**Data provided**

━━━━━━━━━━━━━━━━━━━━

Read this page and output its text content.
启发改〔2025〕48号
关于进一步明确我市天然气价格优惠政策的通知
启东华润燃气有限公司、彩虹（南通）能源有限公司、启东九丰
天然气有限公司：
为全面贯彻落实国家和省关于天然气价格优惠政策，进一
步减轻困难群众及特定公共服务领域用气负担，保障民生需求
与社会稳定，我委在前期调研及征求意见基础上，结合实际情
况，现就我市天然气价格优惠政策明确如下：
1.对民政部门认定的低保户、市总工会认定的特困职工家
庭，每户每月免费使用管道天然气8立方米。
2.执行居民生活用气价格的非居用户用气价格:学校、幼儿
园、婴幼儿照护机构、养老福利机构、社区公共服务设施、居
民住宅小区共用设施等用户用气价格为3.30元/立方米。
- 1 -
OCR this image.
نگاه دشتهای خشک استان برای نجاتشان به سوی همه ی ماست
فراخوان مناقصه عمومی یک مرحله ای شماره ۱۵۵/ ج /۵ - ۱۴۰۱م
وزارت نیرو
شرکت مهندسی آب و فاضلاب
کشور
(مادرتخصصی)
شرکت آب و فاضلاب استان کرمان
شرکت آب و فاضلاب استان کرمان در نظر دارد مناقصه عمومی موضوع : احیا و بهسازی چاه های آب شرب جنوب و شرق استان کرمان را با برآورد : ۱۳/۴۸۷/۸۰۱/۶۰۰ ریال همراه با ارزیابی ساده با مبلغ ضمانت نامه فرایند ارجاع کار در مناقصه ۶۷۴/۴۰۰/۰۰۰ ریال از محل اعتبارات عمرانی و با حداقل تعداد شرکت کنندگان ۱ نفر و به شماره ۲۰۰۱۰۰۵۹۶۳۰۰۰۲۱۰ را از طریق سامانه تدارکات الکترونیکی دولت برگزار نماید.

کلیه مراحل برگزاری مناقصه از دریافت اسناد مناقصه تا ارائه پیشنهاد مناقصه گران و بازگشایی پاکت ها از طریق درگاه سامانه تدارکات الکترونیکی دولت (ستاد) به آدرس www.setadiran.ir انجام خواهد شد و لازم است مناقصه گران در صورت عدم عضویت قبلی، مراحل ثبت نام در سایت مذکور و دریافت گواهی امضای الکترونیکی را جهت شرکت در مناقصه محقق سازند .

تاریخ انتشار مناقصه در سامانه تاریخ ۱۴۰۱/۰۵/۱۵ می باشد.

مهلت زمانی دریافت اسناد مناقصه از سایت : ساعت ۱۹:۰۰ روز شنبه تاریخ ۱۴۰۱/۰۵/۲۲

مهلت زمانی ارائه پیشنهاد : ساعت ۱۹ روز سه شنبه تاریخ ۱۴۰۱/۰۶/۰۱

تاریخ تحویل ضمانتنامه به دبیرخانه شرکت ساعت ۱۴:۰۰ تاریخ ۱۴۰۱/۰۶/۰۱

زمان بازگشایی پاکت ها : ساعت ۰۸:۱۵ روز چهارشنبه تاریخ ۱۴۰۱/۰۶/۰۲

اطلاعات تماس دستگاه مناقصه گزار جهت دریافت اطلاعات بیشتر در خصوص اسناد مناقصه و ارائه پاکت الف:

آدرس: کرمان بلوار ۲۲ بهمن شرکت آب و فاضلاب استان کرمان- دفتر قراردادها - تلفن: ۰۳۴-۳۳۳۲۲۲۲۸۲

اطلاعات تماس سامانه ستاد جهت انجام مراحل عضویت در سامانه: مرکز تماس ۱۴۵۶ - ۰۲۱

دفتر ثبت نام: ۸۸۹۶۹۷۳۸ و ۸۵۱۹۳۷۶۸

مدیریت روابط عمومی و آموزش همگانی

━━━━━━━━━━━━━━━━━━━━

**Required task**
Set down the listing in full, keeping every word exactly as it is.

**Problem solution**
Read this page and output its text content.
启发改〔2025〕48号
关于进一步明确我市天然气价格优惠政策的通知
启东华润燃气有限公司、彩虹（南通）能源有限公司、启东九丰
天然气有限公司：
为全面贯彻落实国家和省关于天然气价格优惠政策，进一
步减轻困难群众及特定公共服务领域用气负担，保障民生需求
与社会稳定，我委在前期调研及征求意见基础上，结合实际情
况，现就我市天然气价格优惠政策明确如下：
1.对民政部门认定的低保户、市总工会认定的特困职工家
庭，每户每月免费使用管道天然气8立方米。
2.执行居民生活用气价格的非居用户用气价格:学校、幼儿
园、婴幼儿照护机构、养老福利机构、社区公共服务设施、居
民住宅小区共用设施等用户用气价格为3.30元/立方米。
- 1 -
OCR this image.
نگاه دشتهای خشک استان برای نجاتشان به سوی همه ی ماست
فراخوان مناقصه عمومی یک مرحله ای شماره ۱۵۵/ ج /۵ - ۱۴۰۱م
وزارت نیرو
شرکت مهندسی آب و فاضلاب
کشور
(مادرتخصصی)
شرکت آب و فاضلاب استان کرمان
شرکت آب و فاضلاب استان کرمان در نظر دارد مناقصه عمومی موضوع : احیا و بهسازی چاه های آب شرب جنوب و شرق استان کرمان را با برآورد : ۱۳/۴۸۷/۸۰۱/۶۰۰ ریال همراه با ارزیابی ساده با مبلغ ضمانت نامه فرایند ارجاع کار در مناقصه ۶۷۴/۴۰۰/۰۰۰ ریال از محل اعتبارات عمرانی و با حداقل تعداد شرکت کنندگان ۱ نفر و به شماره ۲۰۰۱۰۰۵۹۶۳۰۰۰۲۱۰ را از طریق سامانه تدارکات الکترونیکی دولت برگزار نماید.

کلیه مراحل برگزاری مناقصه از دریافت اسناد مناقصه تا ارائه پیشنهاد مناقصه گران و بازگشایی پاکت ها از طریق درگاه سامانه تدارکات الکترونیکی دولت (ستاد) به آدرس www.setadiran.ir انجام خواهد شد و لازم است مناقصه گران در صورت عدم عضویت قبلی، مراحل ثبت نام در سایت مذکور و دریافت گواهی امضای الکترونیکی را جهت شرکت در مناقصه محقق سازند .

تاریخ انتشار مناقصه در سامانه تاریخ ۱۴۰۱/۰۵/۱۵ می باشد.

مهلت زمانی دریافت اسناد مناقصه از سایت : ساعت ۱۹:۰۰ روز شنبه تاریخ ۱۴۰۱/۰۵/۲۲

مهلت زمانی ارائه پیشنهاد : ساعت ۱۹ روز سه شنبه تاریخ ۱۴۰۱/۰۶/۰۱

تاریخ تحویل ضمانتنامه به دبیرخانه شرکت ساعت ۱۴:۰۰ تاریخ ۱۴۰۱/۰۶/۰۱

زمان بازگشایی پاکت ها : ساعت ۰۸:۱۵ روز چهارشنبه تاریخ ۱۴۰۱/۰۶/۰۲

اطلاعات تماس دستگاه مناقصه گزار جهت دریافت اطلاعات بیشتر در خصوص اسناد مناقصه و ارائه پاکت الف:

آدرس: کرمان بلوار ۲۲ بهمن شرکت آب و فاضلاب استان کرمان- دفتر قراردادها - تلفن: ۰۳۴-۳۳۳۲۲۲۲۸۲

اطلاعات تماس سامانه ستاد جهت انجام مراحل عضویت در سامانه: مرکز تماس ۱۴۵۶ - ۰۲۱

دفتر ثبت نام: ۸۸۹۶۹۷۳۸ و ۸۵۱۹۳۷۶۸

مدیریت روابط عمومی و آموزش همگانی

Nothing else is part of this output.